An exact copy of all the data is required, with pictures left out.

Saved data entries
◇ ◇ ◇

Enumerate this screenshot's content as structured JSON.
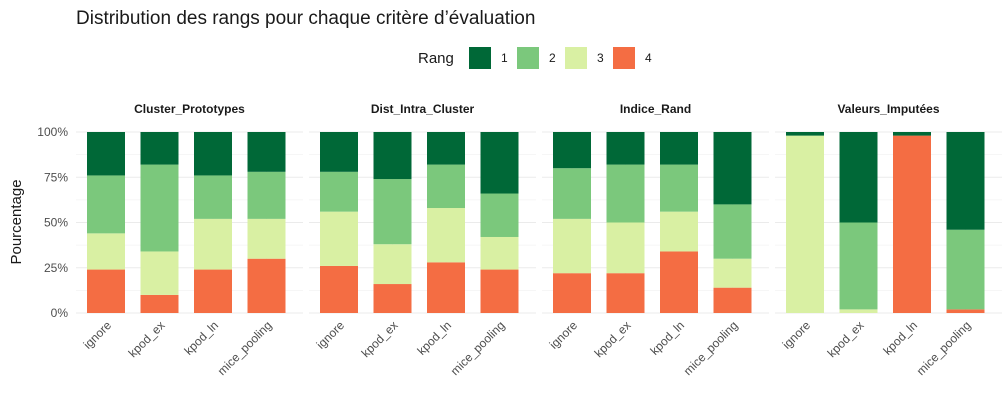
{
  "chart_data": {
    "type": "bar",
    "stacked": true,
    "title": "Distribution des rangs pour chaque critère d’évaluation",
    "ylabel": "Pourcentage",
    "xlabel": "",
    "ylim": [
      0,
      100
    ],
    "yticks": [
      0,
      25,
      50,
      75,
      100
    ],
    "ytick_labels": [
      "0%",
      "25%",
      "50%",
      "75%",
      "100%"
    ],
    "grid": true,
    "legend": {
      "title": "Rang",
      "position": "top",
      "entries": [
        {
          "label": "1",
          "color": "#006837"
        },
        {
          "label": "2",
          "color": "#7bc87c"
        },
        {
          "label": "3",
          "color": "#d9f0a3"
        },
        {
          "label": "4",
          "color": "#f46d43"
        }
      ]
    },
    "categories": [
      "ignore",
      "kpod_ex",
      "kpod_ln",
      "mice_pooling"
    ],
    "facets": [
      {
        "name": "Cluster_Prototypes",
        "series": [
          {
            "name": "1",
            "values": [
              24,
              18,
              24,
              22
            ]
          },
          {
            "name": "2",
            "values": [
              32,
              48,
              24,
              26
            ]
          },
          {
            "name": "3",
            "values": [
              20,
              24,
              28,
              22
            ]
          },
          {
            "name": "4",
            "values": [
              24,
              10,
              24,
              30
            ]
          }
        ]
      },
      {
        "name": "Dist_Intra_Cluster",
        "series": [
          {
            "name": "1",
            "values": [
              22,
              26,
              18,
              34
            ]
          },
          {
            "name": "2",
            "values": [
              22,
              36,
              24,
              24
            ]
          },
          {
            "name": "3",
            "values": [
              30,
              22,
              30,
              18
            ]
          },
          {
            "name": "4",
            "values": [
              26,
              16,
              28,
              24
            ]
          }
        ]
      },
      {
        "name": "Indice_Rand",
        "series": [
          {
            "name": "1",
            "values": [
              20,
              18,
              18,
              40
            ]
          },
          {
            "name": "2",
            "values": [
              28,
              32,
              26,
              30
            ]
          },
          {
            "name": "3",
            "values": [
              30,
              28,
              22,
              16
            ]
          },
          {
            "name": "4",
            "values": [
              22,
              22,
              34,
              14
            ]
          }
        ]
      },
      {
        "name": "Valeurs_Imputées",
        "series": [
          {
            "name": "1",
            "values": [
              2,
              50,
              2,
              54
            ]
          },
          {
            "name": "2",
            "values": [
              0,
              48,
              0,
              44
            ]
          },
          {
            "name": "3",
            "values": [
              98,
              2,
              0,
              0
            ]
          },
          {
            "name": "4",
            "values": [
              0,
              0,
              98,
              2
            ]
          }
        ]
      }
    ]
  }
}
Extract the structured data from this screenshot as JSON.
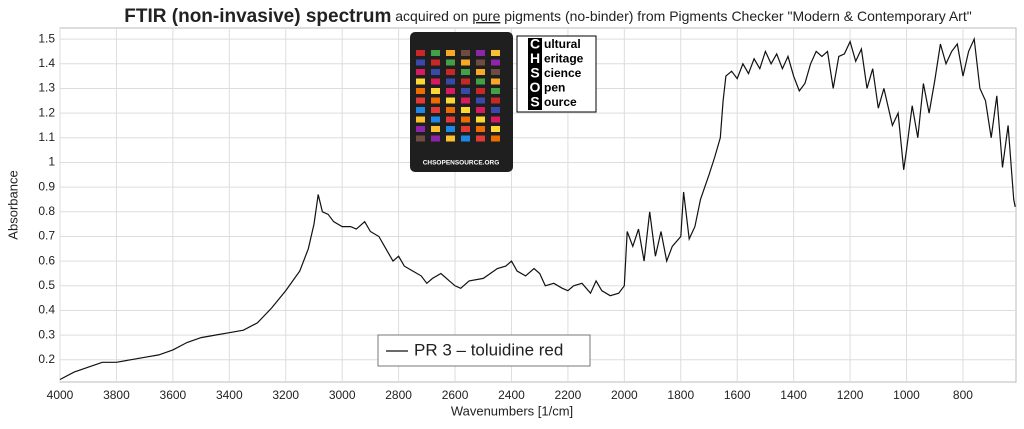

◇ ◇ ◇

Response
Enumerate this screenshot's content as structured JSON.
{
  "chart_data": {
    "type": "bar",
    "stacked": true,
    "title": "Distribution des rangs pour chaque critère d’évaluation",
    "ylabel": "Pourcentage",
    "xlabel": "",
    "ylim": [
      0,
      100
    ],
    "yticks": [
      0,
      25,
      50,
      75,
      100
    ],
    "ytick_labels": [
      "0%",
      "25%",
      "50%",
      "75%",
      "100%"
    ],
    "grid": true,
    "legend": {
      "title": "Rang",
      "position": "top",
      "entries": [
        {
          "label": "1",
          "color": "#006837"
        },
        {
          "label": "2",
          "color": "#7bc87c"
        },
        {
          "label": "3",
          "color": "#d9f0a3"
        },
        {
          "label": "4",
          "color": "#f46d43"
        }
      ]
    },
    "categories": [
      "ignore",
      "kpod_ex",
      "kpod_ln",
      "mice_pooling"
    ],
    "facets": [
      {
        "name": "Cluster_Prototypes",
        "series": [
          {
            "name": "1",
            "values": [
              24,
              18,
              24,
              22
            ]
          },
          {
            "name": "2",
            "values": [
              32,
              48,
              24,
              26
            ]
          },
          {
            "name": "3",
            "values": [
              20,
              24,
              28,
              22
            ]
          },
          {
            "name": "4",
            "values": [
              24,
              10,
              24,
              30
            ]
          }
        ]
      },
      {
        "name": "Dist_Intra_Cluster",
        "series": [
          {
            "name": "1",
            "values": [
              22,
              26,
              18,
              34
            ]
          },
          {
            "name": "2",
            "values": [
              22,
              36,
              24,
              24
            ]
          },
          {
            "name": "3",
            "values": [
              30,
              22,
              30,
              18
            ]
          },
          {
            "name": "4",
            "values": [
              26,
              16,
              28,
              24
            ]
          }
        ]
      },
      {
        "name": "Indice_Rand",
        "series": [
          {
            "name": "1",
            "values": [
              20,
              18,
              18,
              40
            ]
          },
          {
            "name": "2",
            "values": [
              28,
              32,
              26,
              30
            ]
          },
          {
            "name": "3",
            "values": [
              30,
              28,
              22,
              16
            ]
          },
          {
            "name": "4",
            "values": [
              22,
              22,
              34,
              14
            ]
          }
        ]
      },
      {
        "name": "Valeurs_Imputées",
        "series": [
          {
            "name": "1",
            "values": [
              2,
              50,
              2,
              54
            ]
          },
          {
            "name": "2",
            "values": [
              0,
              48,
              0,
              44
            ]
          },
          {
            "name": "3",
            "values": [
              98,
              2,
              0,
              0
            ]
          },
          {
            "name": "4",
            "values": [
              0,
              0,
              98,
              2
            ]
          }
        ]
      }
    ]
  }
}
Extract the structured data from this screenshot as JSON.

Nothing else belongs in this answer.